## EXTRACTED MATERIAL
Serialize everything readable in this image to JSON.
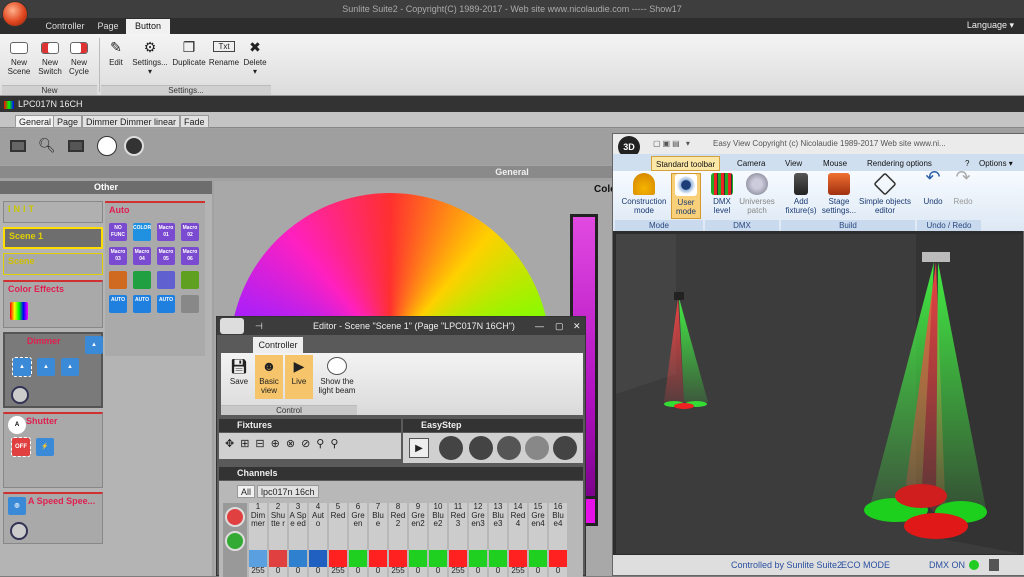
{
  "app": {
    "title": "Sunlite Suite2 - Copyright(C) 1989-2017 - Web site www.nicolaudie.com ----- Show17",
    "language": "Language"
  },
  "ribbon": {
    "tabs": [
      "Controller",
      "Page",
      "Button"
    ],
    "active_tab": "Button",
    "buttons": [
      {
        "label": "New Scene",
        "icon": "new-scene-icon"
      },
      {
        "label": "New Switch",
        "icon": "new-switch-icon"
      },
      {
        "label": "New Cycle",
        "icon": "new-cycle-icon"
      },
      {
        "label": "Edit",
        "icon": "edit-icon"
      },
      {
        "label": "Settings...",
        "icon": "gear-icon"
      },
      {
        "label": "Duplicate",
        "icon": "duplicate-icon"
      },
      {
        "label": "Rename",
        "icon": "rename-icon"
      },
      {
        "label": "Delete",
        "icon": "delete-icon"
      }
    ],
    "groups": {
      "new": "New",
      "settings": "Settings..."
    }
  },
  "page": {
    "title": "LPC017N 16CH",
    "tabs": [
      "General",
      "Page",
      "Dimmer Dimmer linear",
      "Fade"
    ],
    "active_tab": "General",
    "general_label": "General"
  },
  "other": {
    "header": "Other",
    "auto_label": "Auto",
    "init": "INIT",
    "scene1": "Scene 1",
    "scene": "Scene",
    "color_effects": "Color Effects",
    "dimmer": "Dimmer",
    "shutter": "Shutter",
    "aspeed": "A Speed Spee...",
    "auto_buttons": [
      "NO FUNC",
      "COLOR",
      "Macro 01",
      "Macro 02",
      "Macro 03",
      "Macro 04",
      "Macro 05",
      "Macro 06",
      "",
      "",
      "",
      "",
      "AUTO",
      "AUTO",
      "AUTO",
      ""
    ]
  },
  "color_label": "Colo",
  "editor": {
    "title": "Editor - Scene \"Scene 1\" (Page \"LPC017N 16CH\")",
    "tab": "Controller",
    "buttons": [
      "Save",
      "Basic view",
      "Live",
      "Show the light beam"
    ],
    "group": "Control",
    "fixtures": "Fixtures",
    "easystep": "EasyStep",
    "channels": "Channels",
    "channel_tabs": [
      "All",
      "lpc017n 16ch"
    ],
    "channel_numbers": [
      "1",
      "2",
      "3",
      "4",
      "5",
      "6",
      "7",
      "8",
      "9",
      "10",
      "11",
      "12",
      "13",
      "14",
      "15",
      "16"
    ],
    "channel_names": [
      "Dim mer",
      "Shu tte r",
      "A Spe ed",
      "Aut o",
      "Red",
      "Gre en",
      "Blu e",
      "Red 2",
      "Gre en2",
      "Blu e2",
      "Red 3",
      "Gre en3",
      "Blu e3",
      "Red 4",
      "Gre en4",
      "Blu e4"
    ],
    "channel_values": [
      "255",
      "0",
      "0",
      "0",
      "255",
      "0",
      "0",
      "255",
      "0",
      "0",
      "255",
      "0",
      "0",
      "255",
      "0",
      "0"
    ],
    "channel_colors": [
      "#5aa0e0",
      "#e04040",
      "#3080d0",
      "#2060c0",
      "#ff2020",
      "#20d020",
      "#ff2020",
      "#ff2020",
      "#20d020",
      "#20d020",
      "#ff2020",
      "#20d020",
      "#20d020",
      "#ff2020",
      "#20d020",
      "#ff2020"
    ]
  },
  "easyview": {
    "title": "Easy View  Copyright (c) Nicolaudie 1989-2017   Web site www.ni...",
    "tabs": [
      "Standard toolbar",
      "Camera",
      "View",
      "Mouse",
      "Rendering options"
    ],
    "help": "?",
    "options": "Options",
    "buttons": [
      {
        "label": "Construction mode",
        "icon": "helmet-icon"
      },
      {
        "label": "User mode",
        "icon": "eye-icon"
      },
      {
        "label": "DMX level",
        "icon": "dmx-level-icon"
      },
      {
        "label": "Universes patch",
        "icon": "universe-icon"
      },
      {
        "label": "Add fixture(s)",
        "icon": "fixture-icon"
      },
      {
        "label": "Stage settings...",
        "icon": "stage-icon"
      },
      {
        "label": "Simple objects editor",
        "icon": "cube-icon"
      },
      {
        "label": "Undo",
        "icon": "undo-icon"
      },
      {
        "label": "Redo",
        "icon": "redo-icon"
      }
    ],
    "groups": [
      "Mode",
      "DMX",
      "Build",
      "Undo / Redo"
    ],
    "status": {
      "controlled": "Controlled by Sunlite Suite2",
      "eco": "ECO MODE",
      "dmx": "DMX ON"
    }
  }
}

...

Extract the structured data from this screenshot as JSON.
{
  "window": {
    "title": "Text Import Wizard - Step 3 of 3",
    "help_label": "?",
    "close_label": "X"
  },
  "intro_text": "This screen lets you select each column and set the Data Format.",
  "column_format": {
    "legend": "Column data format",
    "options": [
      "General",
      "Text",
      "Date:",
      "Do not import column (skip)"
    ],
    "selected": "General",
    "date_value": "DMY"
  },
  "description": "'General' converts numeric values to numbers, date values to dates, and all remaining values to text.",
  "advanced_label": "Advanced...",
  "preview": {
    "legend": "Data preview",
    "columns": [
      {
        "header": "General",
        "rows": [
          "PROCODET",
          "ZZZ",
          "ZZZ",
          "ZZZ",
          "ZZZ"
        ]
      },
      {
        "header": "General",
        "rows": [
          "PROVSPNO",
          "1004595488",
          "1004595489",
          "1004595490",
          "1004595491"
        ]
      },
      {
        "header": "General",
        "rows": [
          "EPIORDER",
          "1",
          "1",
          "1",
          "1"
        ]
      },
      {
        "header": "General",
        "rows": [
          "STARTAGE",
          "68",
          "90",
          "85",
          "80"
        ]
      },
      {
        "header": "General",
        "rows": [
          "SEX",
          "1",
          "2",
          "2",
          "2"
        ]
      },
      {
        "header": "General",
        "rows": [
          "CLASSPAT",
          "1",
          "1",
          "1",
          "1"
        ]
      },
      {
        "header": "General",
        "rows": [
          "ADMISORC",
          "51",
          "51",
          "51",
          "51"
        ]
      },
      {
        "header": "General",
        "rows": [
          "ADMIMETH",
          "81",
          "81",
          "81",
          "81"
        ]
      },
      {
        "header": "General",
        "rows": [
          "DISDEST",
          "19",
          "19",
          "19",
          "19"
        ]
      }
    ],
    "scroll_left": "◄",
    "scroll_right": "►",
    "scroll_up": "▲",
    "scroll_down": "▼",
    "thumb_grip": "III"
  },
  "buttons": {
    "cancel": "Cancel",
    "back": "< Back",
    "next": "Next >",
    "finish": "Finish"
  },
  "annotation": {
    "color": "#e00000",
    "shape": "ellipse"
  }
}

* * *

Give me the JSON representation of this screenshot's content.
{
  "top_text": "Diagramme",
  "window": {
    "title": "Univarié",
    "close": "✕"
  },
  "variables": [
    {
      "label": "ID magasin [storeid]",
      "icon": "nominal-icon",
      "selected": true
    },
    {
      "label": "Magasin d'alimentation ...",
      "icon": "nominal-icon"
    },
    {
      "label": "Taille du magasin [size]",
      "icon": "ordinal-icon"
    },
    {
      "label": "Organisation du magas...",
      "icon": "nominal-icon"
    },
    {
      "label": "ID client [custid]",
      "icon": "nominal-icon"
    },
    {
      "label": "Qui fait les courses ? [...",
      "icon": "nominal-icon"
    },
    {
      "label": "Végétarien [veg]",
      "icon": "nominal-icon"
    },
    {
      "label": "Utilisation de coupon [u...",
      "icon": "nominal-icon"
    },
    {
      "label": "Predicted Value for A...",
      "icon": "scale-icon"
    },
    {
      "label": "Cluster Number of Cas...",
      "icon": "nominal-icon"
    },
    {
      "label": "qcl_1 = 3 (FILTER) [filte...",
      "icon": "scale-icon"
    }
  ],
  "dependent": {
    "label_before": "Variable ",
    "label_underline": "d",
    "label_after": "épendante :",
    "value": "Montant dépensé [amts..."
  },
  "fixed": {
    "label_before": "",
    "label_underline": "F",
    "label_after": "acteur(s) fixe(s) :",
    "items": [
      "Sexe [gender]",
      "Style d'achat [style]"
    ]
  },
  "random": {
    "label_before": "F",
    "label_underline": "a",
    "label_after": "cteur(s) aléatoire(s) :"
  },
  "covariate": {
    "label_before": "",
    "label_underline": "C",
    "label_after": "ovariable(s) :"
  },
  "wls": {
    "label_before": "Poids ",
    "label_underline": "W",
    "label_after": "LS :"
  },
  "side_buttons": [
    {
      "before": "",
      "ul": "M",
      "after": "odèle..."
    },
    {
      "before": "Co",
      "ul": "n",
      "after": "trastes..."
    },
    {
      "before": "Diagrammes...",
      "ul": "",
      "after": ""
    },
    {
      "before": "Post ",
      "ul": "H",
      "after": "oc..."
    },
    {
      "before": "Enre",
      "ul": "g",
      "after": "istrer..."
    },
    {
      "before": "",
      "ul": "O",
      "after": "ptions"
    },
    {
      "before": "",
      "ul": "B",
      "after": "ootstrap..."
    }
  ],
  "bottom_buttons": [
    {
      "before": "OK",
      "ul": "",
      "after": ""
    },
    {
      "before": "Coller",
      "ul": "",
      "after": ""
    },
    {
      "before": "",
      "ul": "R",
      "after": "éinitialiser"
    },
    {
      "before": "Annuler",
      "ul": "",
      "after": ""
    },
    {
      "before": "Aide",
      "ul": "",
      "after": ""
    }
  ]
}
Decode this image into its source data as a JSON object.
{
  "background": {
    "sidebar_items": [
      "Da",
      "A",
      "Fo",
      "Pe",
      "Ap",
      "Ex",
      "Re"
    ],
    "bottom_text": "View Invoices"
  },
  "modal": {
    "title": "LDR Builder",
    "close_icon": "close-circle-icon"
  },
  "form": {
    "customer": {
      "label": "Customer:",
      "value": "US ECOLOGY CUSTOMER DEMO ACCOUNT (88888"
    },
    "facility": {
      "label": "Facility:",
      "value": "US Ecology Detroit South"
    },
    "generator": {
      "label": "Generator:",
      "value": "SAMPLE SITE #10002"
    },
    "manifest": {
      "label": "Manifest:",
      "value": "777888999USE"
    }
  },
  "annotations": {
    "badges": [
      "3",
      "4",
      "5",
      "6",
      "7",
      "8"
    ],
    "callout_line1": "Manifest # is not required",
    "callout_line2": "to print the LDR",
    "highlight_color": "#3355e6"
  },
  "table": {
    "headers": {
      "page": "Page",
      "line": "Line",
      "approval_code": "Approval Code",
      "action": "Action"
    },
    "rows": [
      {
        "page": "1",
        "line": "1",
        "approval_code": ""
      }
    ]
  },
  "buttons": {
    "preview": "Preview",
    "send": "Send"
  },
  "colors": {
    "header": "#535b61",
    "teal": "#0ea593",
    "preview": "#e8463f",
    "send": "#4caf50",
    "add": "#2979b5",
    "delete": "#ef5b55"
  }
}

## REQUEST
Gather every line containing the word "JSON" and copy it.

## THE OUTPUT
Serialize everything readable in this image to JSON.
Extract the structured data from this screenshot as JSON.
Give me the JSON representation of this screenshot's content.
Decode this image into its source data as a JSON object.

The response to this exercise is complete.